• _Records for the exercise_
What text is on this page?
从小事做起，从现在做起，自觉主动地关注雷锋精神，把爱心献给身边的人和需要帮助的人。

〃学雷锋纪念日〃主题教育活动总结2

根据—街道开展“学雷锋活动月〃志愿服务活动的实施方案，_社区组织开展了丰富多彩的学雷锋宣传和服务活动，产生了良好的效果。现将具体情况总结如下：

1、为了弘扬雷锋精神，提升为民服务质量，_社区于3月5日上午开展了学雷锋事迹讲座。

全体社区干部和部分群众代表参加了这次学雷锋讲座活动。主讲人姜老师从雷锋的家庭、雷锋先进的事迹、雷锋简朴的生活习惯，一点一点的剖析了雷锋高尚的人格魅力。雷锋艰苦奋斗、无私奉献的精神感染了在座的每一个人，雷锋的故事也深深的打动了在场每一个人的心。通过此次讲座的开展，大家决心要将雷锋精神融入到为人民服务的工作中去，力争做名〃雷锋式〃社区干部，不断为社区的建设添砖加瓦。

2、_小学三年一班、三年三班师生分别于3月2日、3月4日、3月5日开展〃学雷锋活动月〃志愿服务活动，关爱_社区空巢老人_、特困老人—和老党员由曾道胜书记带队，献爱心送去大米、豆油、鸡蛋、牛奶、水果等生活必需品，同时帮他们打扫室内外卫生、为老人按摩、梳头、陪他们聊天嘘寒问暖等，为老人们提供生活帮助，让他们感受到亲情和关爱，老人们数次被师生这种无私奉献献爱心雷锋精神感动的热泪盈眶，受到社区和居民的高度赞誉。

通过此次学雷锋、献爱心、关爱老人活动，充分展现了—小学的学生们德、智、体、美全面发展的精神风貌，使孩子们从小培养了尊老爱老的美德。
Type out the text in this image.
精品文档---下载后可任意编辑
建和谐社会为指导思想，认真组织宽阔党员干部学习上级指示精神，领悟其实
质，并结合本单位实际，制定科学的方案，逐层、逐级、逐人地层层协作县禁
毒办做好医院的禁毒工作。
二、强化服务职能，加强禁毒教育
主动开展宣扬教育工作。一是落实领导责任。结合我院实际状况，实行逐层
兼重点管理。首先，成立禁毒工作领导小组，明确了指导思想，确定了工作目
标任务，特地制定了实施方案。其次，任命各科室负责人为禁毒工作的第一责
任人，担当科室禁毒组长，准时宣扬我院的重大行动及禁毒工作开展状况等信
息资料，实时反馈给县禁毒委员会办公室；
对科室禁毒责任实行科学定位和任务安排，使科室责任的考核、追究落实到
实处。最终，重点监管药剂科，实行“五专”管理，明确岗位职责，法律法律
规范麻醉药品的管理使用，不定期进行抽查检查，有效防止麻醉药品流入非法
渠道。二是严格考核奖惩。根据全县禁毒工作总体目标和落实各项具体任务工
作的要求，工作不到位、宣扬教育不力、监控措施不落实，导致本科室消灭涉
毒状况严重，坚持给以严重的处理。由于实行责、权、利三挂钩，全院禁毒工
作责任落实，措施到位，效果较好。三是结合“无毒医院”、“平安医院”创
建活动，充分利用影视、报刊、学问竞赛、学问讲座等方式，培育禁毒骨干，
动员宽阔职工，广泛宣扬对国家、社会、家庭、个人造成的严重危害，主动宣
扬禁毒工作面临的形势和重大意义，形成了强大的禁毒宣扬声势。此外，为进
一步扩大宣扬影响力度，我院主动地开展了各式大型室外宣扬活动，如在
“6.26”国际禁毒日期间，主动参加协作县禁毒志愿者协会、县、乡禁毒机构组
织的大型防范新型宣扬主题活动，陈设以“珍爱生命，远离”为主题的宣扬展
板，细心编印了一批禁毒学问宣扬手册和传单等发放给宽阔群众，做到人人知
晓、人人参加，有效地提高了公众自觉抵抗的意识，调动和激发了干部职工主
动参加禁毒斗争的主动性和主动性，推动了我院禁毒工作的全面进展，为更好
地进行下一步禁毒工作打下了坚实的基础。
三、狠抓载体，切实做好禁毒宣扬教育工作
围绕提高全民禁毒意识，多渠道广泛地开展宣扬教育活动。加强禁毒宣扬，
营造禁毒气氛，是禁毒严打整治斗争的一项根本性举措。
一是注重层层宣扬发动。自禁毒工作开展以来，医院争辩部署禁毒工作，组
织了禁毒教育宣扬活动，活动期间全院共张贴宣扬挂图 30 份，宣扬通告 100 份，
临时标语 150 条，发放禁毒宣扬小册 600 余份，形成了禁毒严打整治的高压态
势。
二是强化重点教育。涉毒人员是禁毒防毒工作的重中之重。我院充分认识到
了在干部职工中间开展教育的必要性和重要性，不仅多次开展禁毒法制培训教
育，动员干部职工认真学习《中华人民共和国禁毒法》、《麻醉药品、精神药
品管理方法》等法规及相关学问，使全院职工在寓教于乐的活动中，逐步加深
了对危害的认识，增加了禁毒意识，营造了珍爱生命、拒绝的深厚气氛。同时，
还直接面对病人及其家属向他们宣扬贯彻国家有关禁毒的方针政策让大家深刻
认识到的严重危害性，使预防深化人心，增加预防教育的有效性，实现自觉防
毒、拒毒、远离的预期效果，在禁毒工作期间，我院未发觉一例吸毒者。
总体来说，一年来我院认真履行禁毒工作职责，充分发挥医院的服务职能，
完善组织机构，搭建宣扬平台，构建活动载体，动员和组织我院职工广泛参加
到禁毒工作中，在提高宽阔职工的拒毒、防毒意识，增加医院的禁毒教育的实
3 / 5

• _What is needed_
Provide all the records again, word for word.

• _Output of the exercise_
What text is on this page?
从小事做起，从现在做起，自觉主动地关注雷锋精神，把爱心献给身边的人和需要帮助的人。

〃学雷锋纪念日〃主题教育活动总结2

根据—街道开展“学雷锋活动月〃志愿服务活动的实施方案，_社区组织开展了丰富多彩的学雷锋宣传和服务活动，产生了良好的效果。现将具体情况总结如下：

1、为了弘扬雷锋精神，提升为民服务质量，_社区于3月5日上午开展了学雷锋事迹讲座。

全体社区干部和部分群众代表参加了这次学雷锋讲座活动。主讲人姜老师从雷锋的家庭、雷锋先进的事迹、雷锋简朴的生活习惯，一点一点的剖析了雷锋高尚的人格魅力。雷锋艰苦奋斗、无私奉献的精神感染了在座的每一个人，雷锋的故事也深深的打动了在场每一个人的心。通过此次讲座的开展，大家决心要将雷锋精神融入到为人民服务的工作中去，力争做名〃雷锋式〃社区干部，不断为社区的建设添砖加瓦。

2、_小学三年一班、三年三班师生分别于3月2日、3月4日、3月5日开展〃学雷锋活动月〃志愿服务活动，关爱_社区空巢老人_、特困老人—和老党员由曾道胜书记带队，献爱心送去大米、豆油、鸡蛋、牛奶、水果等生活必需品，同时帮他们打扫室内外卫生、为老人按摩、梳头、陪他们聊天嘘寒问暖等，为老人们提供生活帮助，让他们感受到亲情和关爱，老人们数次被师生这种无私奉献献爱心雷锋精神感动的热泪盈眶，受到社区和居民的高度赞誉。

通过此次学雷锋、献爱心、关爱老人活动，充分展现了—小学的学生们德、智、体、美全面发展的精神风貌，使孩子们从小培养了尊老爱老的美德。
Type out the text in this image.
精品文档---下载后可任意编辑
建和谐社会为指导思想，认真组织宽阔党员干部学习上级指示精神，领悟其实
质，并结合本单位实际，制定科学的方案，逐层、逐级、逐人地层层协作县禁
毒办做好医院的禁毒工作。
二、强化服务职能，加强禁毒教育
主动开展宣扬教育工作。一是落实领导责任。结合我院实际状况，实行逐层
兼重点管理。首先，成立禁毒工作领导小组，明确了指导思想，确定了工作目
标任务，特地制定了实施方案。其次，任命各科室负责人为禁毒工作的第一责
任人，担当科室禁毒组长，准时宣扬我院的重大行动及禁毒工作开展状况等信
息资料，实时反馈给县禁毒委员会办公室；
对科室禁毒责任实行科学定位和任务安排，使科室责任的考核、追究落实到
实处。最终，重点监管药剂科，实行“五专”管理，明确岗位职责，法律法律
规范麻醉药品的管理使用，不定期进行抽查检查，有效防止麻醉药品流入非法
渠道。二是严格考核奖惩。根据全县禁毒工作总体目标和落实各项具体任务工
作的要求，工作不到位、宣扬教育不力、监控措施不落实，导致本科室消灭涉
毒状况严重，坚持给以严重的处理。由于实行责、权、利三挂钩，全院禁毒工
作责任落实，措施到位，效果较好。三是结合“无毒医院”、“平安医院”创
建活动，充分利用影视、报刊、学问竞赛、学问讲座等方式，培育禁毒骨干，
动员宽阔职工，广泛宣扬对国家、社会、家庭、个人造成的严重危害，主动宣
扬禁毒工作面临的形势和重大意义，形成了强大的禁毒宣扬声势。此外，为进
一步扩大宣扬影响力度，我院主动地开展了各式大型室外宣扬活动，如在
“6.26”国际禁毒日期间，主动参加协作县禁毒志愿者协会、县、乡禁毒机构组
织的大型防范新型宣扬主题活动，陈设以“珍爱生命，远离”为主题的宣扬展
板，细心编印了一批禁毒学问宣扬手册和传单等发放给宽阔群众，做到人人知
晓、人人参加，有效地提高了公众自觉抵抗的意识，调动和激发了干部职工主
动参加禁毒斗争的主动性和主动性，推动了我院禁毒工作的全面进展，为更好
地进行下一步禁毒工作打下了坚实的基础。
三、狠抓载体，切实做好禁毒宣扬教育工作
围绕提高全民禁毒意识，多渠道广泛地开展宣扬教育活动。加强禁毒宣扬，
营造禁毒气氛，是禁毒严打整治斗争的一项根本性举措。
一是注重层层宣扬发动。自禁毒工作开展以来，医院争辩部署禁毒工作，组
织了禁毒教育宣扬活动，活动期间全院共张贴宣扬挂图 30 份，宣扬通告 100 份，
临时标语 150 条，发放禁毒宣扬小册 600 余份，形成了禁毒严打整治的高压态
势。
二是强化重点教育。涉毒人员是禁毒防毒工作的重中之重。我院充分认识到
了在干部职工中间开展教育的必要性和重要性，不仅多次开展禁毒法制培训教
育，动员干部职工认真学习《中华人民共和国禁毒法》、《麻醉药品、精神药
品管理方法》等法规及相关学问，使全院职工在寓教于乐的活动中，逐步加深
了对危害的认识，增加了禁毒意识，营造了珍爱生命、拒绝的深厚气氛。同时，
还直接面对病人及其家属向他们宣扬贯彻国家有关禁毒的方针政策让大家深刻
认识到的严重危害性，使预防深化人心，增加预防教育的有效性，实现自觉防
毒、拒毒、远离的预期效果，在禁毒工作期间，我院未发觉一例吸毒者。
总体来说，一年来我院认真履行禁毒工作职责，充分发挥医院的服务职能，
完善组织机构，搭建宣扬平台，构建活动载体，动员和组织我院职工广泛参加
到禁毒工作中，在提高宽阔职工的拒毒、防毒意识，增加医院的禁毒教育的实
3 / 5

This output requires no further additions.